The request. Output every record word for word.

---

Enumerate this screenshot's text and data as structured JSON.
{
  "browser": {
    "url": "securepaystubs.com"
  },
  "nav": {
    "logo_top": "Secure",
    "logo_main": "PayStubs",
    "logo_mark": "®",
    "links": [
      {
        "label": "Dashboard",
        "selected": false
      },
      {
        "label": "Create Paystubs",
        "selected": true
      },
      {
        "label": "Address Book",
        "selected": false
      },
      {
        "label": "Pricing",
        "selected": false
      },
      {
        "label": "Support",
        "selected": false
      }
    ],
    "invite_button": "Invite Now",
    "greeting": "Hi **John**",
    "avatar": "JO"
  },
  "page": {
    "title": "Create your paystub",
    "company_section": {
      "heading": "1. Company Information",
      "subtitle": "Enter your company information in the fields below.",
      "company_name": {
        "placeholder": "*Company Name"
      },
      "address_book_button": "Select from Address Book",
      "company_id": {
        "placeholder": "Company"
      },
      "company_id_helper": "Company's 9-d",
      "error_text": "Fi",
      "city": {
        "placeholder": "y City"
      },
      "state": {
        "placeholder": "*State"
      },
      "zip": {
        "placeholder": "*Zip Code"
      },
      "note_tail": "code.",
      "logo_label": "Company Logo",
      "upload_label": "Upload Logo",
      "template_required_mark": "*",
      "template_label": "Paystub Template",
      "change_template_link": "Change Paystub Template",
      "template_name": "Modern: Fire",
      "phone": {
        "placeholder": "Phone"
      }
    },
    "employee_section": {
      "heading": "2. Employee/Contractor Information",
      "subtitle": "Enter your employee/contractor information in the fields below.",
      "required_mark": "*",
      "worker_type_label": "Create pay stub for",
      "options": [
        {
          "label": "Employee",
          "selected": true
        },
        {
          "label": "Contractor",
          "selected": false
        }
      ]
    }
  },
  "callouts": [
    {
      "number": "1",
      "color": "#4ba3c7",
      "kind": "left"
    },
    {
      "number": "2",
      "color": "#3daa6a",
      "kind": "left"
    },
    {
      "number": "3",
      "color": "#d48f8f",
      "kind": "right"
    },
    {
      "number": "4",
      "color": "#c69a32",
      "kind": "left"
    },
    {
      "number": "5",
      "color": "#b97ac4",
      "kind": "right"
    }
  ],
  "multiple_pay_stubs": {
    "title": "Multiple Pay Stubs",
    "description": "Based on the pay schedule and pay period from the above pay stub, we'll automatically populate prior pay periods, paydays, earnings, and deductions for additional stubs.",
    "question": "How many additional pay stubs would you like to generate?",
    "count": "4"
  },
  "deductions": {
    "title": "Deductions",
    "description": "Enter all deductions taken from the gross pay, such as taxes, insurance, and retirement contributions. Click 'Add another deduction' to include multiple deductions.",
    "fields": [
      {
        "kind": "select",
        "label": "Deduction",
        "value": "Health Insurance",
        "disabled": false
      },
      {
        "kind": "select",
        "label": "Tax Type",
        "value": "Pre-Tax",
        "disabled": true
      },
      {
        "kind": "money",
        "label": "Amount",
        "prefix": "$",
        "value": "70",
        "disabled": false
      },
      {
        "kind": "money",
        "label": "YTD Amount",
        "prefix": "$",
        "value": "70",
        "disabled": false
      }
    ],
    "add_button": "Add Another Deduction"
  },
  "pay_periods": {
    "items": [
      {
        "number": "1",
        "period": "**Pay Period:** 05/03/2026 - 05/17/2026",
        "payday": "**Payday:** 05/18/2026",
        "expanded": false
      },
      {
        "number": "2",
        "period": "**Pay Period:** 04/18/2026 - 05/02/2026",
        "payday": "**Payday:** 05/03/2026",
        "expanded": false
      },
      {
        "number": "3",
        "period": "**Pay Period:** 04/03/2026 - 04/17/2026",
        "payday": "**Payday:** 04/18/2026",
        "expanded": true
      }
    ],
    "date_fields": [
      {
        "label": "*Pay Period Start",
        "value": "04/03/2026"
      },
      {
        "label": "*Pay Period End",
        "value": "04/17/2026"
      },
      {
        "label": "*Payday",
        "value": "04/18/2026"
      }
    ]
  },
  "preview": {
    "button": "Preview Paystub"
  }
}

---

Result of the exercise.
Enumerate this screenshot's text and data as structured JSON.
{
  "browser": {
    "url": "securepaystubs.com"
  },
  "nav": {
    "logo_top": "Secure",
    "logo_main": "PayStubs",
    "logo_mark": "®",
    "links": [
      {
        "label": "Dashboard",
        "selected": false
      },
      {
        "label": "Create Paystubs",
        "selected": true
      },
      {
        "label": "Address Book",
        "selected": false
      },
      {
        "label": "Pricing",
        "selected": false
      },
      {
        "label": "Support",
        "selected": false
      }
    ],
    "invite_button": "Invite Now",
    "greeting": "Hi **John**",
    "avatar": "JO"
  },
  "page": {
    "title": "Create your paystub",
    "company_section": {
      "heading": "1. Company Information",
      "subtitle": "Enter your company information in the fields below.",
      "company_name": {
        "placeholder": "*Company Name"
      },
      "address_book_button": "Select from Address Book",
      "company_id": {
        "placeholder": "Company"
      },
      "company_id_helper": "Company's 9-d",
      "error_text": "Fi",
      "city": {
        "placeholder": "y City"
      },
      "state": {
        "placeholder": "*State"
      },
      "zip": {
        "placeholder": "*Zip Code"
      },
      "note_tail": "code.",
      "logo_label": "Company Logo",
      "upload_label": "Upload Logo",
      "template_required_mark": "*",
      "template_label": "Paystub Template",
      "change_template_link": "Change Paystub Template",
      "template_name": "Modern: Fire",
      "phone": {
        "placeholder": "Phone"
      }
    },
    "employee_section": {
      "heading": "2. Employee/Contractor Information",
      "subtitle": "Enter your employee/contractor information in the fields below.",
      "required_mark": "*",
      "worker_type_label": "Create pay stub for",
      "options": [
        {
          "label": "Employee",
          "selected": true
        },
        {
          "label": "Contractor",
          "selected": false
        }
      ]
    }
  },
  "callouts": [
    {
      "number": "1",
      "color": "#4ba3c7",
      "kind": "left"
    },
    {
      "number": "2",
      "color": "#3daa6a",
      "kind": "left"
    },
    {
      "number": "3",
      "color": "#d48f8f",
      "kind": "right"
    },
    {
      "number": "4",
      "color": "#c69a32",
      "kind": "left"
    },
    {
      "number": "5",
      "color": "#b97ac4",
      "kind": "right"
    }
  ],
  "multiple_pay_stubs": {
    "title": "Multiple Pay Stubs",
    "description": "Based on the pay schedule and pay period from the above pay stub, we'll automatically populate prior pay periods, paydays, earnings, and deductions for additional stubs.",
    "question": "How many additional pay stubs would you like to generate?",
    "count": "4"
  },
  "deductions": {
    "title": "Deductions",
    "description": "Enter all deductions taken from the gross pay, such as taxes, insurance, and retirement contributions. Click 'Add another deduction' to include multiple deductions.",
    "fields": [
      {
        "kind": "select",
        "label": "Deduction",
        "value": "Health Insurance",
        "disabled": false
      },
      {
        "kind": "select",
        "label": "Tax Type",
        "value": "Pre-Tax",
        "disabled": true
      },
      {
        "kind": "money",
        "label": "Amount",
        "prefix": "$",
        "value": "70",
        "disabled": false
      },
      {
        "kind": "money",
        "label": "YTD Amount",
        "prefix": "$",
        "value": "70",
        "disabled": false
      }
    ],
    "add_button": "Add Another Deduction"
  },
  "pay_periods": {
    "items": [
      {
        "number": "1",
        "period": "**Pay Period:** 05/03/2026 - 05/17/2026",
        "payday": "**Payday:** 05/18/2026",
        "expanded": false
      },
      {
        "number": "2",
        "period": "**Pay Period:** 04/18/2026 - 05/02/2026",
        "payday": "**Payday:** 05/03/2026",
        "expanded": false
      },
      {
        "number": "3",
        "period": "**Pay Period:** 04/03/2026 - 04/17/2026",
        "payday": "**Payday:** 04/18/2026",
        "expanded": true
      }
    ],
    "date_fields": [
      {
        "label": "*Pay Period Start",
        "value": "04/03/2026"
      },
      {
        "label": "*Pay Period End",
        "value": "04/17/2026"
      },
      {
        "label": "*Payday",
        "value": "04/18/2026"
      }
    ]
  },
  "preview": {
    "button": "Preview Paystub"
  }
}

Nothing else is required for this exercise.